» **Supplied data**
(begin)
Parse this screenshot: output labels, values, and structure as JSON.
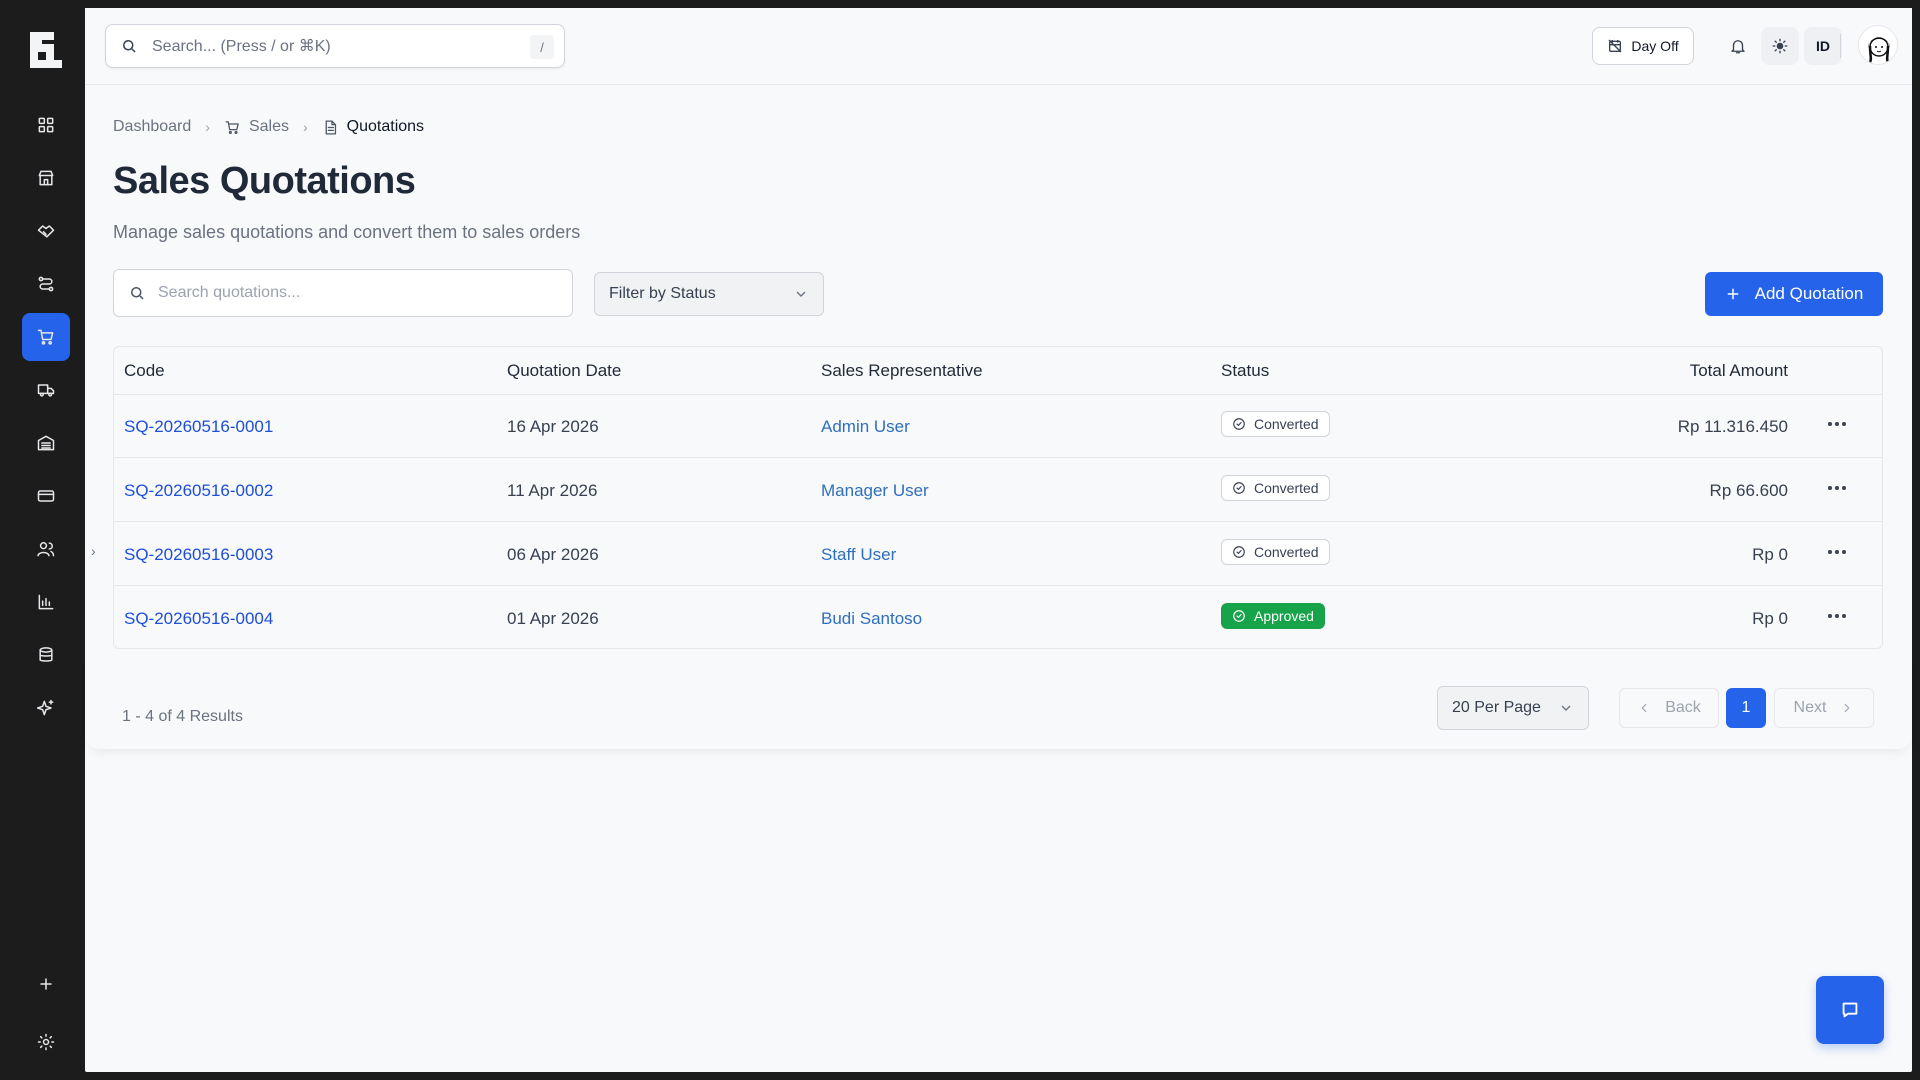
{
  "topbar": {
    "search_placeholder": "Search... (Press / or ⌘K)",
    "search_shortcut": "/",
    "day_off_label": "Day Off",
    "language_label": "ID"
  },
  "breadcrumb": {
    "items": [
      "Dashboard",
      "Sales",
      "Quotations"
    ]
  },
  "page": {
    "title": "Sales Quotations",
    "subtitle": "Manage sales quotations and convert them to sales orders"
  },
  "toolbar": {
    "search_placeholder": "Search quotations...",
    "status_filter_label": "Filter by Status",
    "add_button_label": "Add Quotation"
  },
  "table": {
    "columns": [
      "Code",
      "Quotation Date",
      "Sales Representative",
      "Status",
      "Total Amount"
    ],
    "rows": [
      {
        "code": "SQ-20260516-0001",
        "date": "16 Apr 2026",
        "rep": "Admin User",
        "status": "Converted",
        "total": "Rp 11.316.450"
      },
      {
        "code": "SQ-20260516-0002",
        "date": "11 Apr 2026",
        "rep": "Manager User",
        "status": "Converted",
        "total": "Rp 66.600"
      },
      {
        "code": "SQ-20260516-0003",
        "date": "06 Apr 2026",
        "rep": "Staff User",
        "status": "Converted",
        "total": "Rp 0"
      },
      {
        "code": "SQ-20260516-0004",
        "date": "01 Apr 2026",
        "rep": "Budi Santoso",
        "status": "Approved",
        "total": "Rp 0"
      }
    ]
  },
  "pagination": {
    "results_text": "1 - 4 of 4 Results",
    "per_page_label": "20 Per Page",
    "back_label": "Back",
    "next_label": "Next",
    "current_page": "1"
  },
  "colors": {
    "primary": "#2563eb",
    "approved": "#16a34a",
    "sidebar_bg": "#1c1c1c",
    "link": "#1d4ed8"
  },
  "sidebar": {
    "icons": [
      "dashboard-icon",
      "store-icon",
      "handshake-icon",
      "routes-icon",
      "cart-icon",
      "truck-icon",
      "warehouse-icon",
      "credit-card-icon",
      "users-icon",
      "chart-icon",
      "database-icon",
      "sparkles-icon",
      "plus-icon",
      "gear-icon"
    ],
    "active": "cart-icon"
  }
}
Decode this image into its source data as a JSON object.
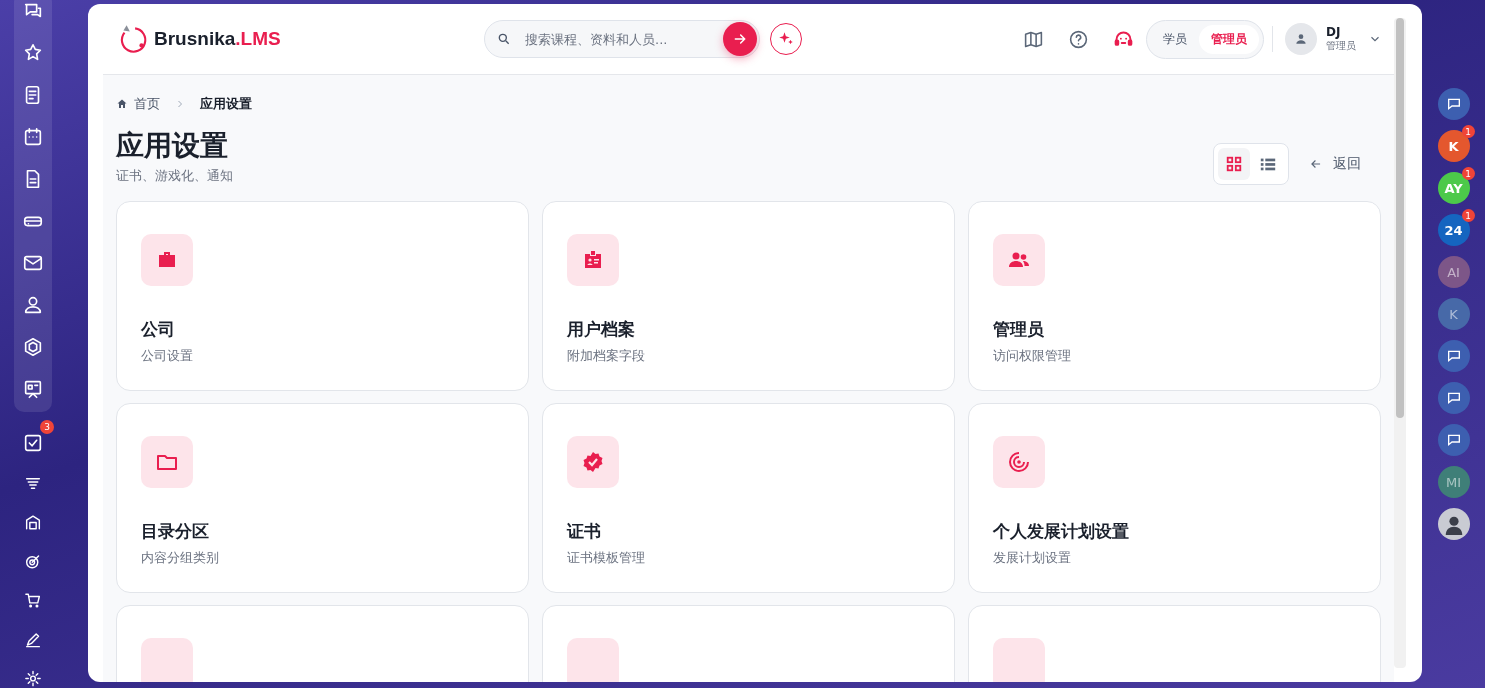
{
  "brand": {
    "name": "Brusnika",
    "suffix": ".LMS"
  },
  "search": {
    "placeholder": "搜索课程、资料和人员..."
  },
  "role_switch": [
    {
      "label": "学员",
      "selected": false
    },
    {
      "label": "管理员",
      "selected": true
    }
  ],
  "user": {
    "initials": "DJ",
    "role": "管理员"
  },
  "sidebar": {
    "tasks_badge": "3"
  },
  "breadcrumb": {
    "home": "首页",
    "current": "应用设置"
  },
  "page": {
    "title": "应用设置",
    "subtitle": "证书、游戏化、通知",
    "back": "返回"
  },
  "view_modes": [
    {
      "kind": "grid",
      "selected": true
    },
    {
      "kind": "list",
      "selected": false
    }
  ],
  "cards": [
    {
      "kind": "briefcase",
      "title": "公司",
      "description": "公司设置"
    },
    {
      "kind": "id-card",
      "title": "用户档案",
      "description": "附加档案字段"
    },
    {
      "kind": "people",
      "title": "管理员",
      "description": "访问权限管理"
    },
    {
      "kind": "folder",
      "title": "目录分区",
      "description": "内容分组类别"
    },
    {
      "kind": "badge",
      "title": "证书",
      "description": "证书模板管理"
    },
    {
      "kind": "target",
      "title": "个人发展计划设置",
      "description": "发展计划设置"
    },
    {
      "kind": "partial"
    },
    {
      "kind": "partial"
    },
    {
      "kind": "partial"
    }
  ],
  "dock": [
    {
      "kind": "icon"
    },
    {
      "kind": "initials",
      "label": "K",
      "color": "#e4572e",
      "badge": "1",
      "dimmed": false
    },
    {
      "kind": "initials",
      "label": "AY",
      "color": "#4cc94a",
      "badge": "1",
      "dimmed": false
    },
    {
      "kind": "initials",
      "label": "24",
      "color": "#1565c0",
      "badge": "1",
      "dimmed": false
    },
    {
      "kind": "initials",
      "label": "AI",
      "color": "#7d5688",
      "dimmed": true
    },
    {
      "kind": "initials",
      "label": "K",
      "color": "#4769a8",
      "dimmed": true
    },
    {
      "kind": "icon"
    },
    {
      "kind": "icon"
    },
    {
      "kind": "icon"
    },
    {
      "kind": "initials",
      "label": "MI",
      "color": "#3f7f78",
      "dimmed": true
    },
    {
      "kind": "avatar"
    }
  ]
}
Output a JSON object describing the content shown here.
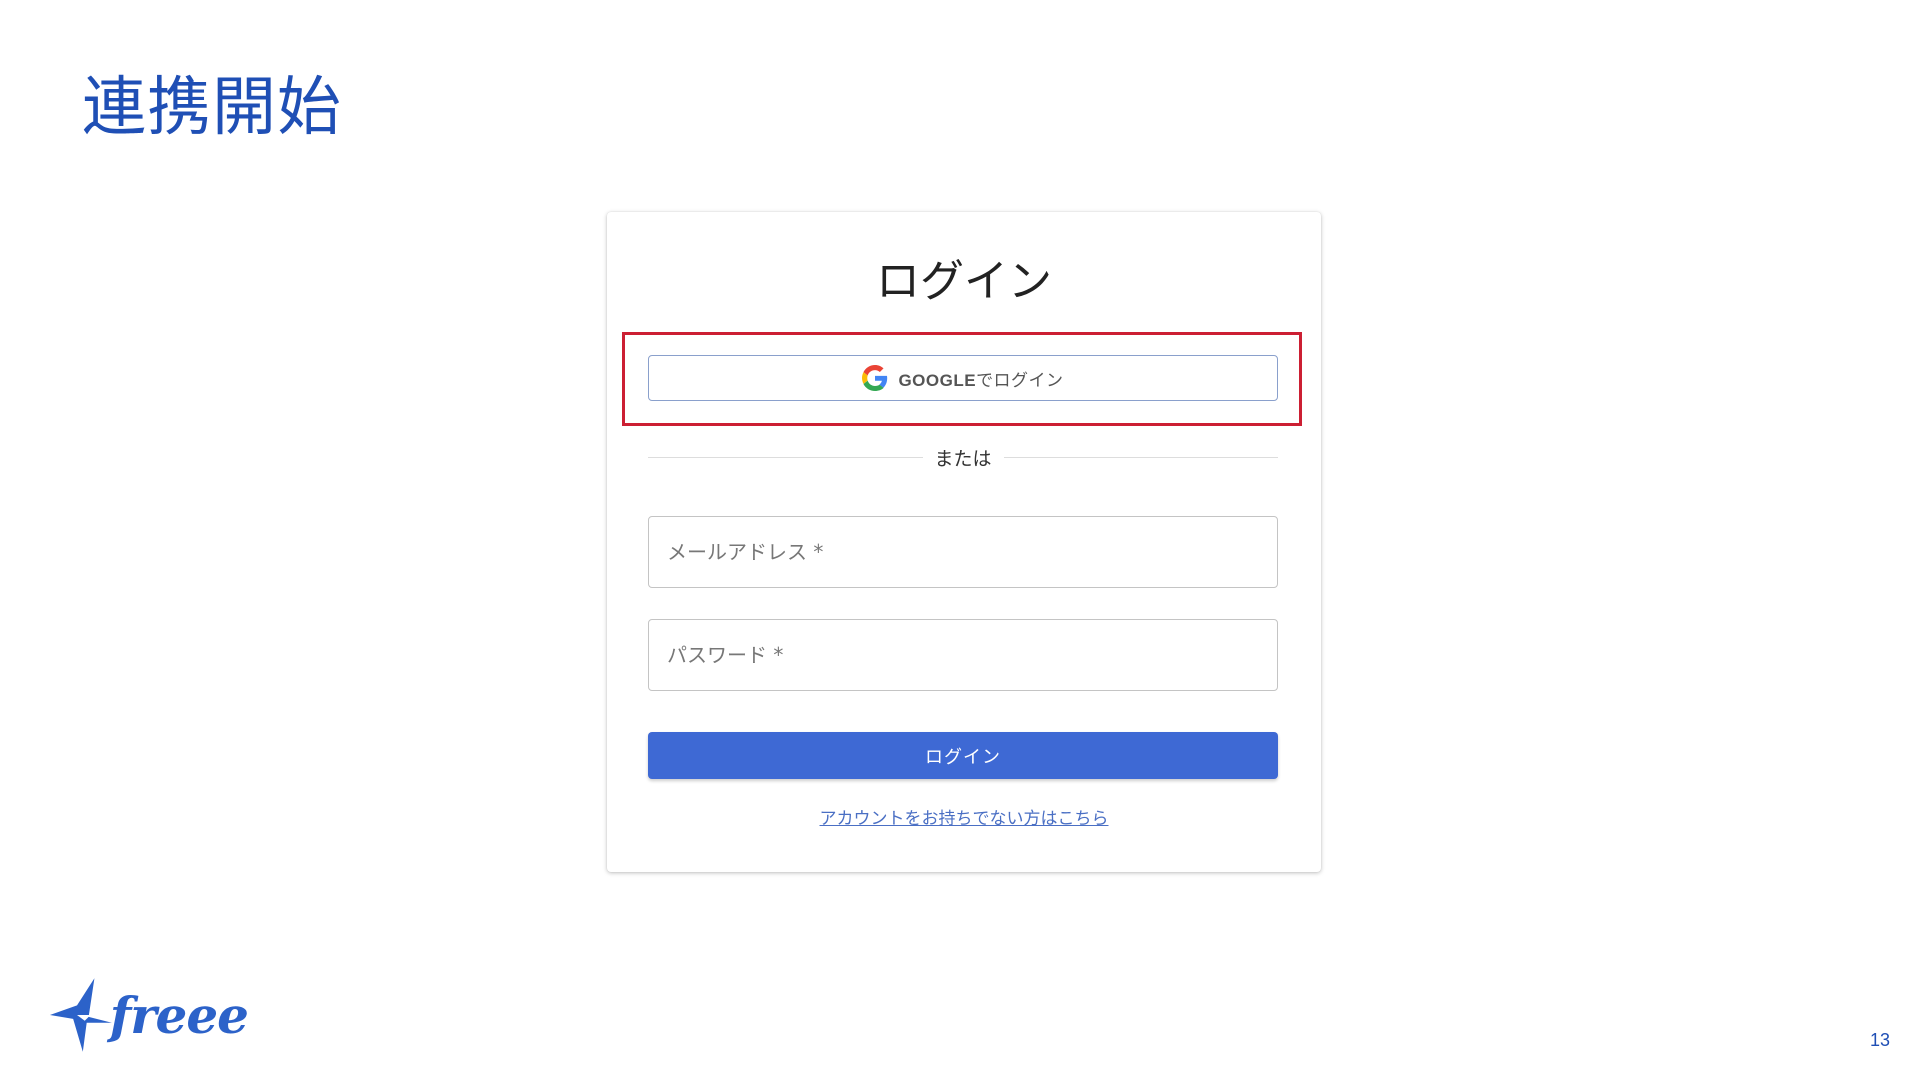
{
  "slide": {
    "title": "連携開始",
    "page_number": "13",
    "logo_text": "freee"
  },
  "login": {
    "title": "ログイン",
    "google_button": {
      "brand": "GOOGLE",
      "suffix": "でログイン"
    },
    "divider_text": "または",
    "email_placeholder": "メールアドレス *",
    "password_placeholder": "パスワード *",
    "submit_label": "ログイン",
    "signup_link": "アカウントをお持ちでない方はこちら"
  },
  "colors": {
    "title": "#1f4fb5",
    "highlight": "#cc1f33",
    "submit": "#3e69d4",
    "link": "#4a6fc4"
  },
  "icons": [
    "google-icon",
    "freee-bird-icon"
  ]
}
(end)
Spot every line that holds "this" and copy it.

Parse this screenshot: output labels, values, and structure as JSON.
Decode this image into its source data as a JSON object.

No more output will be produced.